# YOUR TASK:
Work through the entries below and report how many lines include "screenshot". The number alone is the answer.

* START DATA TO USE *

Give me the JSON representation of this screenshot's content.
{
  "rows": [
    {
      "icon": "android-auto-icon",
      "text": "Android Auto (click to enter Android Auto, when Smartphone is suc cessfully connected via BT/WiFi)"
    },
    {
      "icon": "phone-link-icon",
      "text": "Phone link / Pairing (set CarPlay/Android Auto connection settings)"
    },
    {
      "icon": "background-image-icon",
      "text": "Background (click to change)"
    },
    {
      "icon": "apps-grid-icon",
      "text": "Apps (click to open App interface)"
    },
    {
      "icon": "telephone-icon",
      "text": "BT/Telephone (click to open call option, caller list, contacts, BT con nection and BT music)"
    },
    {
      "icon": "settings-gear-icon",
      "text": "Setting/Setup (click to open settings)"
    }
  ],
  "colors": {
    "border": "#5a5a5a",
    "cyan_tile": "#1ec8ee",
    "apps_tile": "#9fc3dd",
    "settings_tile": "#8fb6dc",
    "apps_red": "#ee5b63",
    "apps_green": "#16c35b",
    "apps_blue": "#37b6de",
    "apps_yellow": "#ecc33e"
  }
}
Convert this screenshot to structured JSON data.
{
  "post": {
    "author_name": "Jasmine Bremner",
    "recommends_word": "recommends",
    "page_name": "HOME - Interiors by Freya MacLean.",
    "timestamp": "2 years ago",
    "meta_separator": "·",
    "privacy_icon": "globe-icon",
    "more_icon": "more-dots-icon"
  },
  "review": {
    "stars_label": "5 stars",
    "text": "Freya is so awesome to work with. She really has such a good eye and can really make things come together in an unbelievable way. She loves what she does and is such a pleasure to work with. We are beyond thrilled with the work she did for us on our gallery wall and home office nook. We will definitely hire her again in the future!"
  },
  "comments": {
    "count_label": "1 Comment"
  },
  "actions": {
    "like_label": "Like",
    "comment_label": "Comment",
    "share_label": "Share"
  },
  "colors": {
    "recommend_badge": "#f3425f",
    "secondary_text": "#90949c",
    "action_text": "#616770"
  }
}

* END DATA TO USE *

# CORRECT ANSWER:
2